[START]

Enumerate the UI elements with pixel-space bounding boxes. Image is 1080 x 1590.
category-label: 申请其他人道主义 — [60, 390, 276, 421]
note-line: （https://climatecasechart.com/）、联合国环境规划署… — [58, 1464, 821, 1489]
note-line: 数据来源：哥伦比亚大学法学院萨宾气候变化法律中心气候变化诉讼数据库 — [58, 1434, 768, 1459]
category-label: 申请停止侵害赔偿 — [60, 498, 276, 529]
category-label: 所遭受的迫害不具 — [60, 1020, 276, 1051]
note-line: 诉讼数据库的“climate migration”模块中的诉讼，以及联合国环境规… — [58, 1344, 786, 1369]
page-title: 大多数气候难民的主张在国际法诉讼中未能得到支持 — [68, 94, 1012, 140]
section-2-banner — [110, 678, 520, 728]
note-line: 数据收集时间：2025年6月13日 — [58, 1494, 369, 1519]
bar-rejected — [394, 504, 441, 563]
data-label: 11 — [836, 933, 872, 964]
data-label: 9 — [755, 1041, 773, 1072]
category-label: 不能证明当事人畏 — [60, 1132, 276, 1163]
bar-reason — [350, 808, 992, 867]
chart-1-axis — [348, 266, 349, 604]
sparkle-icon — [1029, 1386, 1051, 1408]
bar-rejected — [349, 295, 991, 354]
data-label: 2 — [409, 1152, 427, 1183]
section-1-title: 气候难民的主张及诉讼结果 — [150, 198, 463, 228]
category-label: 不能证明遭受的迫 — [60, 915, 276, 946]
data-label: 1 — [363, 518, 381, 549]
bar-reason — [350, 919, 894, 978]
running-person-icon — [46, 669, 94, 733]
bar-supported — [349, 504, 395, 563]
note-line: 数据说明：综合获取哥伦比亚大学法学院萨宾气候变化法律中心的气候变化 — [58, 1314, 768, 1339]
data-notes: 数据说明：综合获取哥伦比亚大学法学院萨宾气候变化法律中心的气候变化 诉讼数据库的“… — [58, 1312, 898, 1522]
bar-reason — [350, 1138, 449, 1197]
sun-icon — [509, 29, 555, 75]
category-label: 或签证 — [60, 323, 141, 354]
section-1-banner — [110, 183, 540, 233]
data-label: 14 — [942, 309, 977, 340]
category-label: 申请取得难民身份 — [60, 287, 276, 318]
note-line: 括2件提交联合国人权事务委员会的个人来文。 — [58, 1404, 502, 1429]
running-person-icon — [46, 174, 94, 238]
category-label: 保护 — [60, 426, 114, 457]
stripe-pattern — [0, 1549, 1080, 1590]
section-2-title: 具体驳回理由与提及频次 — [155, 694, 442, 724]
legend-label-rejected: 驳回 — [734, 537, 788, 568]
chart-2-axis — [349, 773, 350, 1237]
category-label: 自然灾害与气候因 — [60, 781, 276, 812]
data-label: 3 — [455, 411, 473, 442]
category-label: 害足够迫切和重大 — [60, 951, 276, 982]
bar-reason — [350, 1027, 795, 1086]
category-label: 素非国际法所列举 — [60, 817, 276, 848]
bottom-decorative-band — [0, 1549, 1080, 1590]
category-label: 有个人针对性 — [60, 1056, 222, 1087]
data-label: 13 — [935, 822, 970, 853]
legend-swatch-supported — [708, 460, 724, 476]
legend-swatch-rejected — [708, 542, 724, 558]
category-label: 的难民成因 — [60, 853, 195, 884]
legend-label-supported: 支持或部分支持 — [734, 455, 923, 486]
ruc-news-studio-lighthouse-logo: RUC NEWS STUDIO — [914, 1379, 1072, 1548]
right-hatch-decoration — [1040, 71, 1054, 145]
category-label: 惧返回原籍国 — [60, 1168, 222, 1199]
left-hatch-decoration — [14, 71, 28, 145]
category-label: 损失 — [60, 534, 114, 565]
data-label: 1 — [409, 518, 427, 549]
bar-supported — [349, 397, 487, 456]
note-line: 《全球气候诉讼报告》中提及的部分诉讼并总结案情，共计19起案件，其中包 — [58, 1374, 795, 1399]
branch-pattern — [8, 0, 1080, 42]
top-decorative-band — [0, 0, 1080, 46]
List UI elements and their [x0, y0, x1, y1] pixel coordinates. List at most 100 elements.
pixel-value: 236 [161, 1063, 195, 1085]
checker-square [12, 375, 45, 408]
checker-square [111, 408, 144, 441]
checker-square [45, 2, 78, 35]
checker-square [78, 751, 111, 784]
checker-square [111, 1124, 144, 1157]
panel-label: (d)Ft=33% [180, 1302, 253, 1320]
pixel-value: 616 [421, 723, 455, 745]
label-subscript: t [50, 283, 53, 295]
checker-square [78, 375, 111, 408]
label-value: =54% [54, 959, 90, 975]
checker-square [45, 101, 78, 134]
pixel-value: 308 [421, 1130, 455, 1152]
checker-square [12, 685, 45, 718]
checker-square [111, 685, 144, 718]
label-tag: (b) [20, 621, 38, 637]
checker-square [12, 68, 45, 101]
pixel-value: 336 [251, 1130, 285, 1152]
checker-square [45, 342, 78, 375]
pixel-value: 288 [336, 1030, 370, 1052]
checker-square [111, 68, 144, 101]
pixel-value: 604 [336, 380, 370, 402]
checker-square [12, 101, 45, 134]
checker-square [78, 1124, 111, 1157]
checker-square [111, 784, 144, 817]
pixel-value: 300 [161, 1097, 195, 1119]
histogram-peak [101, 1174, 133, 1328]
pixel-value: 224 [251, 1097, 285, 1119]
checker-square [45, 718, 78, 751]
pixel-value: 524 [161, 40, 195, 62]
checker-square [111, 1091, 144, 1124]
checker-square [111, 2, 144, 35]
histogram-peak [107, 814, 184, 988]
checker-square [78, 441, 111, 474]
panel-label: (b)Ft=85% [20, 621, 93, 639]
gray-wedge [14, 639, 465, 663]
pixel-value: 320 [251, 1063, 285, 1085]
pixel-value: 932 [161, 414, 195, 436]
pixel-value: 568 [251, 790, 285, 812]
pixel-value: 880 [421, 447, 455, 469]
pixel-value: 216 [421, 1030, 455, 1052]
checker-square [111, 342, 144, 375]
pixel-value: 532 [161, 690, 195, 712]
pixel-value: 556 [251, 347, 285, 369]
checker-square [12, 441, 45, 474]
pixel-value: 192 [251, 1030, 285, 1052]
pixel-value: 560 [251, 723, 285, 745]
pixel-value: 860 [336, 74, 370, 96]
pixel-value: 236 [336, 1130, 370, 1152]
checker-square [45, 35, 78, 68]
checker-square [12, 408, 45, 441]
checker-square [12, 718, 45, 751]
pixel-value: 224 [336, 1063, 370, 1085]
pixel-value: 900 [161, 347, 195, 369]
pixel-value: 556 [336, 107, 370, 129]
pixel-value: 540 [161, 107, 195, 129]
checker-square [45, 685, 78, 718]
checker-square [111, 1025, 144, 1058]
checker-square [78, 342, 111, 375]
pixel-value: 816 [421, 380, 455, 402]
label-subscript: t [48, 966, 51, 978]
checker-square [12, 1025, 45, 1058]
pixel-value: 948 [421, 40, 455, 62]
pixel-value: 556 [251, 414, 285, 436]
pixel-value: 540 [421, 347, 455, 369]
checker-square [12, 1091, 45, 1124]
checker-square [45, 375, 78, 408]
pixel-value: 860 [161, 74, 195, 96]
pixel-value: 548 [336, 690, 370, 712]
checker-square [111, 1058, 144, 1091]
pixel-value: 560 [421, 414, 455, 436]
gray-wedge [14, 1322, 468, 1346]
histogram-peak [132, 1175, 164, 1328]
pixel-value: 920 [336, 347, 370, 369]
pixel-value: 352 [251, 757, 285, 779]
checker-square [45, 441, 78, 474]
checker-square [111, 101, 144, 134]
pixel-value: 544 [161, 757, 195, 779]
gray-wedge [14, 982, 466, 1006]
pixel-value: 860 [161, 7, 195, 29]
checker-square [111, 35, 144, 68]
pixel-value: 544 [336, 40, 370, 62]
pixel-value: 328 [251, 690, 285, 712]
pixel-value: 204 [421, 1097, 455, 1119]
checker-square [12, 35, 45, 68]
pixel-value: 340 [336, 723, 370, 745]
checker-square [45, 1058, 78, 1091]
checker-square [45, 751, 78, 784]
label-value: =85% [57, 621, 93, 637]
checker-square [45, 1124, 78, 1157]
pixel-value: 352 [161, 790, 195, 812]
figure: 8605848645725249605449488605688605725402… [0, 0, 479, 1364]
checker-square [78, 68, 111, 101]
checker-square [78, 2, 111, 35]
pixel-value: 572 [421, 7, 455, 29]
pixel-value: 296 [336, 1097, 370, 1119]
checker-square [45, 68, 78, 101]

[END]

▸ **Aim of the exercise**
Format the records as a Markdown table with the columns Row and Text, one numbered row per line and no blank lines. Start at the beginning of the records and stop after the line containing "data-label: 1 — [363, 518, 381, 549]".

▸ **Finished exercise**
| Row | Text |
|---|---|
| 1 | Enumerate the UI elements with pixel-space bounding boxes. Image is 1080 x 1590. |
| 2 | category-label: 申请其他人道主义 — [60, 390, 276, 421] |
| 3 | note-line: （https://climatecasechart.com/）、联合国环境规划署… — [58, 1464, 821, 1489] |
| 4 | note-line: 数据来源：哥伦比亚大学法学院萨宾气候变化法律中心气候变化诉讼数据库 — [58, 1434, 768, 1459] |
| 5 | category-label: 申请停止侵害赔偿 — [60, 498, 276, 529] |
| 6 | category-label: 所遭受的迫害不具 — [60, 1020, 276, 1051] |
| 7 | note-line: 诉讼数据库的“climate migration”模块中的诉讼，以及联合国环境规… — [58, 1344, 786, 1369] |
| 8 | page-title: 大多数气候难民的主张在国际法诉讼中未能得到支持 — [68, 94, 1012, 140] |
| 9 | section-2-banner — [110, 678, 520, 728] |
| 10 | note-line: 数据收集时间：2025年6月13日 — [58, 1494, 369, 1519] |
| 11 | bar-rejected — [394, 504, 441, 563] |
| 12 | data-label: 11 — [836, 933, 872, 964] |
| 13 | data-label: 9 — [755, 1041, 773, 1072] |
| 14 | category-label: 不能证明当事人畏 — [60, 1132, 276, 1163] |
| 15 | bar-reason — [350, 808, 992, 867] |
| 16 | chart-1-axis — [348, 266, 349, 604] |
| 17 | sparkle-icon — [1029, 1386, 1051, 1408] |
| 18 | bar-rejected — [349, 295, 991, 354] |
| 19 | data-label: 2 — [409, 1152, 427, 1183] |
| 20 | section-1-title: 气候难民的主张及诉讼结果 — [150, 198, 463, 228] |
| 21 | category-label: 不能证明遭受的迫 — [60, 915, 276, 946] |
| 22 | data-label: 1 — [363, 518, 381, 549] |